(Spatial annotation entries)
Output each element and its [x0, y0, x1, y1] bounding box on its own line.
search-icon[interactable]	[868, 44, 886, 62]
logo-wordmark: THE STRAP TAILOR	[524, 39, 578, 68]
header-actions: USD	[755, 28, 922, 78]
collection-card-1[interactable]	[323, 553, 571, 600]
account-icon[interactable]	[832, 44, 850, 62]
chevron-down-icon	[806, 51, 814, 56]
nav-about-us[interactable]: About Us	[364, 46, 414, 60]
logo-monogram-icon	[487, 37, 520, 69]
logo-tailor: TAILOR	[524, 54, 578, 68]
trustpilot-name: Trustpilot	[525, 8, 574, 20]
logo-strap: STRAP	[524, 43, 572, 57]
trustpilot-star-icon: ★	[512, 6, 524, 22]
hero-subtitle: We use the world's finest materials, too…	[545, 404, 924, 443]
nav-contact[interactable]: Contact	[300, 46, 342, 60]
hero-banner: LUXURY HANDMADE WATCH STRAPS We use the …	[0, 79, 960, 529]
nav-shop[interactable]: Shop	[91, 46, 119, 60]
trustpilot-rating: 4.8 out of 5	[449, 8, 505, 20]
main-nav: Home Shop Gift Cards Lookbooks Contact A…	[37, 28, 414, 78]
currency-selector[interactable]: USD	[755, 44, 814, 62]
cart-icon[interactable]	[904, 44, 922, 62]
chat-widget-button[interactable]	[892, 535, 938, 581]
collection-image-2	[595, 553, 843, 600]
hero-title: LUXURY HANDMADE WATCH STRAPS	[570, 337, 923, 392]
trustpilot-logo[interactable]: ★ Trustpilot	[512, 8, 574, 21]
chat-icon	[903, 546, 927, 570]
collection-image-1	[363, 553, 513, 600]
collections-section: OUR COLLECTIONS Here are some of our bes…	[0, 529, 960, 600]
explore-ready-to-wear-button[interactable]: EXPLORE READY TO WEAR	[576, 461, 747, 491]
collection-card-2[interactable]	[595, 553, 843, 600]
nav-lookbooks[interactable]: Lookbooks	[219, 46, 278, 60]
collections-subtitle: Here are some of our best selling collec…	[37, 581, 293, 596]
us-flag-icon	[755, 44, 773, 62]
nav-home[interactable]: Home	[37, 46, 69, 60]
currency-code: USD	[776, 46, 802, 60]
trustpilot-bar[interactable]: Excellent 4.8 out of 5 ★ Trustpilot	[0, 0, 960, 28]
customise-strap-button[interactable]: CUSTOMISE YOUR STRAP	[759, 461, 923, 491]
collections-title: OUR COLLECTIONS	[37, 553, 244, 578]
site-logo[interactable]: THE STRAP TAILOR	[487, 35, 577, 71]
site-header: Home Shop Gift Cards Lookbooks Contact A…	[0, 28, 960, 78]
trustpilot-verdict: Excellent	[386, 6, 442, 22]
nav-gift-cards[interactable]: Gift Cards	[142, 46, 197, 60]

...

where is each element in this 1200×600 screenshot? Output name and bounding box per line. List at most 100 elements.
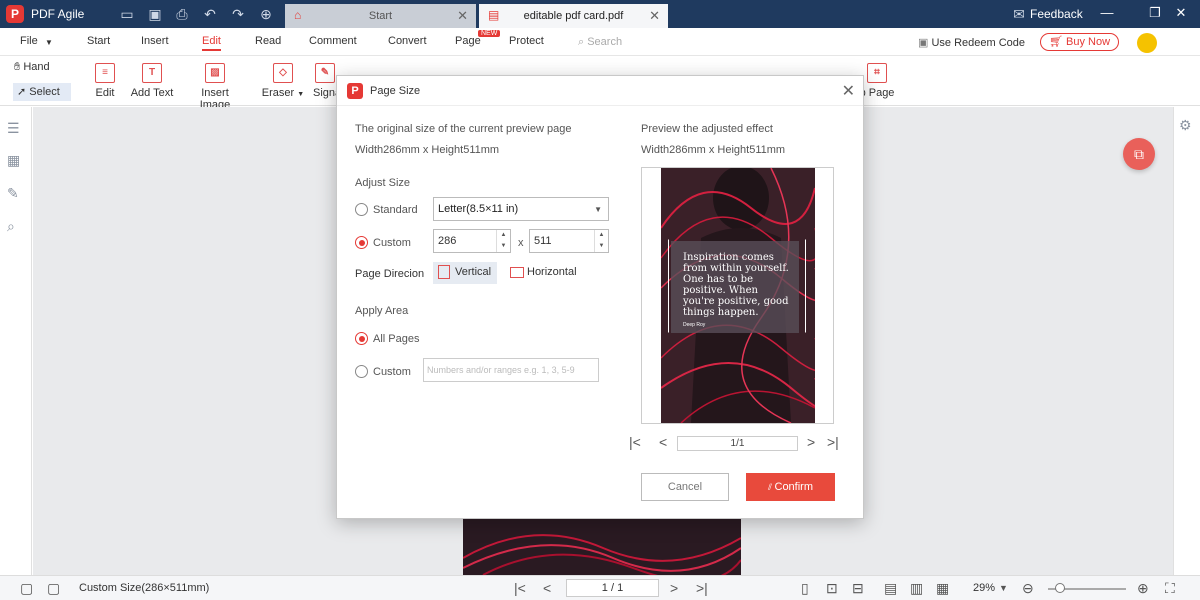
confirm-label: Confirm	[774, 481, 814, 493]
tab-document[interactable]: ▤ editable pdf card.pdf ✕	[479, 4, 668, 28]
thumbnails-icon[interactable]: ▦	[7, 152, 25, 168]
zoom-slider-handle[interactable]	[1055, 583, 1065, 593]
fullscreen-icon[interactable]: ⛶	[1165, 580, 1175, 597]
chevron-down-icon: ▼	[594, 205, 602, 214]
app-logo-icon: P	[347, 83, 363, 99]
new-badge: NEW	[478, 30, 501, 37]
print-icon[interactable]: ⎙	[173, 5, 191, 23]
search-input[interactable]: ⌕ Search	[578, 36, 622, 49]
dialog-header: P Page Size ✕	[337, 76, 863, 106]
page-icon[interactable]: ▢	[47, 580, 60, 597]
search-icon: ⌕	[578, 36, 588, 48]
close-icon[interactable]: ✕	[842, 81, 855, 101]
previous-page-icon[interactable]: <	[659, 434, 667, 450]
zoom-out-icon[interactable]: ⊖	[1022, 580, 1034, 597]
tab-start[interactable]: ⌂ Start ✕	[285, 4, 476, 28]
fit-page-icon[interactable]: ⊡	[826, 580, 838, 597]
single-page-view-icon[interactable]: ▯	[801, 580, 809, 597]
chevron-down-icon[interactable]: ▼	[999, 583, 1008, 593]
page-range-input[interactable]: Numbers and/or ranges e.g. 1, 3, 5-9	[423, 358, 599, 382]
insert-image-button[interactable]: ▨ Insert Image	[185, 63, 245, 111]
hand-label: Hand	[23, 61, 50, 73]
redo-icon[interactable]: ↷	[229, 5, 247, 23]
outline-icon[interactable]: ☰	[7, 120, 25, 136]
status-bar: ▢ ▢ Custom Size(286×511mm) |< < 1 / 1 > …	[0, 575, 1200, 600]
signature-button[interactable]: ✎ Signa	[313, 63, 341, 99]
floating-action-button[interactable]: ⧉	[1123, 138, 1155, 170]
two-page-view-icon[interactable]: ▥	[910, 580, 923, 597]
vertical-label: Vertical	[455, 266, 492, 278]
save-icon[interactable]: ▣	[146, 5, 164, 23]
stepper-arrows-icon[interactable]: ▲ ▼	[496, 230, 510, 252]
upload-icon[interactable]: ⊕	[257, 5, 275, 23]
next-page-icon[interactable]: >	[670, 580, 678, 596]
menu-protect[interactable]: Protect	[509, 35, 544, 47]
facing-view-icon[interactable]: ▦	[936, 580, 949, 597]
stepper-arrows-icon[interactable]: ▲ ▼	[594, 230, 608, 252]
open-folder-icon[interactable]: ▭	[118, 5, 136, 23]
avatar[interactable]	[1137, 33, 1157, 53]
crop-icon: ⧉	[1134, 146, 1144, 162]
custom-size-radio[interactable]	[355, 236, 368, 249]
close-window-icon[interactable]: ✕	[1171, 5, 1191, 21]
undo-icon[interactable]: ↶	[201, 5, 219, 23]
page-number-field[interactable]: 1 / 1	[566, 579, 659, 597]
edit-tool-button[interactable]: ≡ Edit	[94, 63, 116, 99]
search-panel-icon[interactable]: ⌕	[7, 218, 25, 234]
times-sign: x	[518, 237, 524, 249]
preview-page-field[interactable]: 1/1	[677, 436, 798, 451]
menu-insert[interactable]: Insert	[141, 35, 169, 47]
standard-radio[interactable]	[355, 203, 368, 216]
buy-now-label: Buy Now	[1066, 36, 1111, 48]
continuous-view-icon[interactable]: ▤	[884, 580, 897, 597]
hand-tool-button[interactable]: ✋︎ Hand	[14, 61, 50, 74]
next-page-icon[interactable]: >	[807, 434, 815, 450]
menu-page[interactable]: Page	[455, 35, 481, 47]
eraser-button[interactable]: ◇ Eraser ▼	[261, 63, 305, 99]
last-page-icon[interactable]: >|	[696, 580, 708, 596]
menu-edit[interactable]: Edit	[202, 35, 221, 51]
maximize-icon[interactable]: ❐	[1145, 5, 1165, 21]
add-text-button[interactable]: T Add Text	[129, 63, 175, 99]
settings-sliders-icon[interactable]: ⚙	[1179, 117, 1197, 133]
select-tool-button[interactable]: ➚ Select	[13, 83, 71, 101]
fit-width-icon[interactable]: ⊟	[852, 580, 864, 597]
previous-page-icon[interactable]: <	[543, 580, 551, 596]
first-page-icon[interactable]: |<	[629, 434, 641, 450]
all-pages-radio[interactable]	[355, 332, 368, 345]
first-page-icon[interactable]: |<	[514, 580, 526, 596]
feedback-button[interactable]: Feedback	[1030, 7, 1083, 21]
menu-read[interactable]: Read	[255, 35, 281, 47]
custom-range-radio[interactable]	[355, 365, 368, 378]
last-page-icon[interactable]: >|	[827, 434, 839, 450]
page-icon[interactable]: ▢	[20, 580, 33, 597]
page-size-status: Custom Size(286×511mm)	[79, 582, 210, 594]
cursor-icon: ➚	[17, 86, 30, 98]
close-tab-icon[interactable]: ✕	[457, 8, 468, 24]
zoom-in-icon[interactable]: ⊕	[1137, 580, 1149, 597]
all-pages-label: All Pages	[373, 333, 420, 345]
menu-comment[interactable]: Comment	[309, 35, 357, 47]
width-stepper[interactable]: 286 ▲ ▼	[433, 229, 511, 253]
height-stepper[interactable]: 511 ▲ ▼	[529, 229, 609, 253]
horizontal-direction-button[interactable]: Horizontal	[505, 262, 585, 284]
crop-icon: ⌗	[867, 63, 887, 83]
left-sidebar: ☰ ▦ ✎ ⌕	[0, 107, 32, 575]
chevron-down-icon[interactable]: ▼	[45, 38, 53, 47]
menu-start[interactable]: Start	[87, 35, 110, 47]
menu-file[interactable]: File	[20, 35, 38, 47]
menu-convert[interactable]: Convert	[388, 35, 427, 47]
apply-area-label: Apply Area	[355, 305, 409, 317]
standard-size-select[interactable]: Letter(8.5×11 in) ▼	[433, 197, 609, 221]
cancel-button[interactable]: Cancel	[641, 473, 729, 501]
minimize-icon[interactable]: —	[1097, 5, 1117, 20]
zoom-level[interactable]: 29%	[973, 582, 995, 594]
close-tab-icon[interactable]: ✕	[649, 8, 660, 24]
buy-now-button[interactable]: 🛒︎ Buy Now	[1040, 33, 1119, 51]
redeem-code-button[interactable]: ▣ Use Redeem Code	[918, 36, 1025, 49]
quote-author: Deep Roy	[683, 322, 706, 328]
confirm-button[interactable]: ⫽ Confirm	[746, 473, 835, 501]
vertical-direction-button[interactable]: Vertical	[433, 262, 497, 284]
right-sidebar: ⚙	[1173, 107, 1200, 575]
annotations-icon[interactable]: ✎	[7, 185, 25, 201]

#### CHALLENGE:
Please copy the material word for word, starting with the line that contains "481, 814, 493]" and going on through the line that contains "5, 191, 23]".

#### THE ANSWER:
confirm-label: Confirm	[774, 481, 814, 493]
tab-document[interactable]: ▤ editable pdf card.pdf ✕	[479, 4, 668, 28]
thumbnails-icon[interactable]: ▦	[7, 152, 25, 168]
zoom-slider-handle[interactable]	[1055, 583, 1065, 593]
fullscreen-icon[interactable]: ⛶	[1165, 580, 1175, 597]
chevron-down-icon: ▼	[594, 205, 602, 214]
app-logo-icon: P	[347, 83, 363, 99]
new-badge: NEW	[478, 30, 501, 37]
print-icon[interactable]: ⎙	[173, 5, 191, 23]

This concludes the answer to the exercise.